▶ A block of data
----
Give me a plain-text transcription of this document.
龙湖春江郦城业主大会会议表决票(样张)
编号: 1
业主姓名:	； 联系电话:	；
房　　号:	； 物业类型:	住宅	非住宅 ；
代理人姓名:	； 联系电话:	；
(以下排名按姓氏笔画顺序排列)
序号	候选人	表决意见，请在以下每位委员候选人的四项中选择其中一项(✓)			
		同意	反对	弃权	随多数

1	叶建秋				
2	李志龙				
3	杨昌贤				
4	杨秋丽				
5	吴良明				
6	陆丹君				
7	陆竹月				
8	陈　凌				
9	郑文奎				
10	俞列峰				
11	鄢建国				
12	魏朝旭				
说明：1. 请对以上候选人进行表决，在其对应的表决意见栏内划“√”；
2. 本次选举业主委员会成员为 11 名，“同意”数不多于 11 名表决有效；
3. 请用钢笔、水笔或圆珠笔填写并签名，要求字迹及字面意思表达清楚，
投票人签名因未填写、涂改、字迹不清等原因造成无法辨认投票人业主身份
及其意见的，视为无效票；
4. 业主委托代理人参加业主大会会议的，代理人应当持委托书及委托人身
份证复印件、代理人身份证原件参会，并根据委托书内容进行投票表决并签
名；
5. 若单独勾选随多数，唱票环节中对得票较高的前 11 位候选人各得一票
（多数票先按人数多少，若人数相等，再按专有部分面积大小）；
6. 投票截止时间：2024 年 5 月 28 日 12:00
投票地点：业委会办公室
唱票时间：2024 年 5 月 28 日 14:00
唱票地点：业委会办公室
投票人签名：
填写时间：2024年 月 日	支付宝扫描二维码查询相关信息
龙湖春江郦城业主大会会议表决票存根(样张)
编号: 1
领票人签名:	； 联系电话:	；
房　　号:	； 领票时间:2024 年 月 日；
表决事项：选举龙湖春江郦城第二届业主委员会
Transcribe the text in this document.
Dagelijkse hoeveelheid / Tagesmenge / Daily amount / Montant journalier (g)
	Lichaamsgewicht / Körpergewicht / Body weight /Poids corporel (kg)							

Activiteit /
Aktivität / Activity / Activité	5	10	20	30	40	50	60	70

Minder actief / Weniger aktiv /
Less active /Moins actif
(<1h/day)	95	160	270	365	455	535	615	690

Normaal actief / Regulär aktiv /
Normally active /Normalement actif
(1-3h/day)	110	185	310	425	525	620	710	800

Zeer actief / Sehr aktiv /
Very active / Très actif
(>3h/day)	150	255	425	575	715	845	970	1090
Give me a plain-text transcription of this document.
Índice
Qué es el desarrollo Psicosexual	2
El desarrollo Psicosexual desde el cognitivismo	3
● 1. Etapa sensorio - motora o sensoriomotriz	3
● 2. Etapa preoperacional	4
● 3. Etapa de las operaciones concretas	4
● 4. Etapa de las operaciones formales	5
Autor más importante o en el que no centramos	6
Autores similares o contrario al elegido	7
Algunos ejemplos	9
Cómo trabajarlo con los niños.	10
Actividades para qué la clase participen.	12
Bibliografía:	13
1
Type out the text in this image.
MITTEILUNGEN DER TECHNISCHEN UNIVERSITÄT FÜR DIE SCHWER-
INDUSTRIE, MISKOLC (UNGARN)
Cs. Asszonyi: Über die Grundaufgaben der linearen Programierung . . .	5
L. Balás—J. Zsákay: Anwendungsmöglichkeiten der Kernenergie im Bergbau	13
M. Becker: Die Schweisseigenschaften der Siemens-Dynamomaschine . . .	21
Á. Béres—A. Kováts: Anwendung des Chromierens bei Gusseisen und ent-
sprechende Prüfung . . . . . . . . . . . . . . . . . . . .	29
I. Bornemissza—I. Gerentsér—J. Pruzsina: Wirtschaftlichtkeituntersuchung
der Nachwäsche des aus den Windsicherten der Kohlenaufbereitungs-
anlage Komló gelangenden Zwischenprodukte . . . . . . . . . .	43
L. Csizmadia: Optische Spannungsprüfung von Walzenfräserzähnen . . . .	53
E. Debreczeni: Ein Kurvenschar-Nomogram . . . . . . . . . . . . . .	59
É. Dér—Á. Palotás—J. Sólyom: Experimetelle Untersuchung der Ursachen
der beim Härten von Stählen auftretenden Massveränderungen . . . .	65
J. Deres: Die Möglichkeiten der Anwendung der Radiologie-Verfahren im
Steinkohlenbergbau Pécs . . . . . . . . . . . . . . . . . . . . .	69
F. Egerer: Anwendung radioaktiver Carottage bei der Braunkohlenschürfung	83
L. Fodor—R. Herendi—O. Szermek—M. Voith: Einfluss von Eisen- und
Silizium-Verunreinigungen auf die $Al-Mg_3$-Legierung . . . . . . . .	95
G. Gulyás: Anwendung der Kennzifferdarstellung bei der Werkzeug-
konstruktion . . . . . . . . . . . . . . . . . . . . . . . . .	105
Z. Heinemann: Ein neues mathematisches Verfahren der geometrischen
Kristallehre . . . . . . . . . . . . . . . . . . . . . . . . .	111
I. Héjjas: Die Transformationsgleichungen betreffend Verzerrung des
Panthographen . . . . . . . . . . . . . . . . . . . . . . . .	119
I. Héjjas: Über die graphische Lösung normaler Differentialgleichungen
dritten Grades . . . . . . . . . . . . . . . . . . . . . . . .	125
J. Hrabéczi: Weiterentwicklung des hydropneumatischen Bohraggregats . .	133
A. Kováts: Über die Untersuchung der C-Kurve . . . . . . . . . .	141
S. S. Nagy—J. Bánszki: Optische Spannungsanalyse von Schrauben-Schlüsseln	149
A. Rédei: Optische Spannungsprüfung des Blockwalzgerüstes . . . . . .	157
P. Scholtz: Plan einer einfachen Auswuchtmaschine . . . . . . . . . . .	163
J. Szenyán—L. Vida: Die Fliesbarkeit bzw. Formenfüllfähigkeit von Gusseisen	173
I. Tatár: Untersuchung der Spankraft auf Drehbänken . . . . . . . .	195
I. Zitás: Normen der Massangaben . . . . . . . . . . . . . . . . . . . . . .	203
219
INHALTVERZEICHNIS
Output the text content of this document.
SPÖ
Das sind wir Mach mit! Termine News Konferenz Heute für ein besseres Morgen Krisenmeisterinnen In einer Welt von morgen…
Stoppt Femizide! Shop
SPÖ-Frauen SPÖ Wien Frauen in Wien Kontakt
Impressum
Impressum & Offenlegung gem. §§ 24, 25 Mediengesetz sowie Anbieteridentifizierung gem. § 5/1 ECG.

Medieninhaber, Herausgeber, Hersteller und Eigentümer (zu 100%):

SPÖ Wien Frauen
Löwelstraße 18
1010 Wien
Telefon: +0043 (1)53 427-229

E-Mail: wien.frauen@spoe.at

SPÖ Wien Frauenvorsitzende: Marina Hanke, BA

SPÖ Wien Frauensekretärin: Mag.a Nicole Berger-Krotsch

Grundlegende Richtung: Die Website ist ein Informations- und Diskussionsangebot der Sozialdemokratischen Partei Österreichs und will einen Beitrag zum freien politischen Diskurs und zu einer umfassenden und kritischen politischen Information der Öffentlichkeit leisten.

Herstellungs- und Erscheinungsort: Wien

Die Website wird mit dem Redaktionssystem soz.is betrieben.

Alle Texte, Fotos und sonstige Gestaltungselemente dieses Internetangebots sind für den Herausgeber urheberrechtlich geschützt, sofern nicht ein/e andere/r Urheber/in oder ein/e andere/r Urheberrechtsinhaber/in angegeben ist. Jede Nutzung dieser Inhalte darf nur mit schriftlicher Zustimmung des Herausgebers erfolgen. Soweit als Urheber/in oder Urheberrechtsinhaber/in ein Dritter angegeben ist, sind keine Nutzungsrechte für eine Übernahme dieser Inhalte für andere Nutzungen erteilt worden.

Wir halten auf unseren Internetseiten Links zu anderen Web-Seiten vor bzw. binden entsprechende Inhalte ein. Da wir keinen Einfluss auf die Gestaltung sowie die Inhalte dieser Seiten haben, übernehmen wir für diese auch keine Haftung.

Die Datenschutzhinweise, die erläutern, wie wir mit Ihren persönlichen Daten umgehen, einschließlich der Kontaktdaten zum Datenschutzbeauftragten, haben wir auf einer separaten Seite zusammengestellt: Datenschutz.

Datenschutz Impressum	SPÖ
----
▶ Directions
Select the lines that carry the string "Spannungsprüfung" and copy them.

▶ Completed exercise
L. Csizmadia: Optische Spannungsprüfung von Walzenfräserzähnen . . . .	53
A. Rédei: Optische Spannungsprüfung des Blockwalzgerüstes . . . . . .	157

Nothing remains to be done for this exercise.